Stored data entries
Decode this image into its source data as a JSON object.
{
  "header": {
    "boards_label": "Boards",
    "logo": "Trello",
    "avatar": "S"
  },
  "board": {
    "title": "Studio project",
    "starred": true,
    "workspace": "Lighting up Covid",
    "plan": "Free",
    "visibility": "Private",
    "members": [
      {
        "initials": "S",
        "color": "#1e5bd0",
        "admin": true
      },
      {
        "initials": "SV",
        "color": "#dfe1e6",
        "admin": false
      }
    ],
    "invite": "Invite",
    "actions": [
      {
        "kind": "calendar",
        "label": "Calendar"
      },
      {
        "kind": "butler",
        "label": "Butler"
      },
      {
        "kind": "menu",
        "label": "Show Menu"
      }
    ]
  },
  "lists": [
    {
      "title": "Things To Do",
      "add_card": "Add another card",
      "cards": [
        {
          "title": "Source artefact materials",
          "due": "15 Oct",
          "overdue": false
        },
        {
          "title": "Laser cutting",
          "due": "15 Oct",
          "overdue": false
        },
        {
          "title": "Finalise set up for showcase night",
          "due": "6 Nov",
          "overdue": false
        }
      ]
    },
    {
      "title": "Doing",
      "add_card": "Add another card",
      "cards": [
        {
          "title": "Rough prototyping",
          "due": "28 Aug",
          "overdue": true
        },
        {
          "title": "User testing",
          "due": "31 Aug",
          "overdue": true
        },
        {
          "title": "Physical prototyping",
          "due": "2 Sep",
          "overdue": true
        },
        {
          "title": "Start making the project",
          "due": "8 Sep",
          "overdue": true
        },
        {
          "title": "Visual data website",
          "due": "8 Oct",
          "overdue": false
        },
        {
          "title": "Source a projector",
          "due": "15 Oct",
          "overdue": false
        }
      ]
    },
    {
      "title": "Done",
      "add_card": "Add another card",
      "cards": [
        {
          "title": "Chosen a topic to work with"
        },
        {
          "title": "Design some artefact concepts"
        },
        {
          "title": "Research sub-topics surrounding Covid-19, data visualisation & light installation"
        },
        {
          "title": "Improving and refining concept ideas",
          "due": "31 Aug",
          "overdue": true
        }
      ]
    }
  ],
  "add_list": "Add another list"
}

» Directions for this task
Write out every line of the data that holds the word "artefact".

» The reply
          "title": "Source artefact materials",
          "title": "Design some artefact concepts"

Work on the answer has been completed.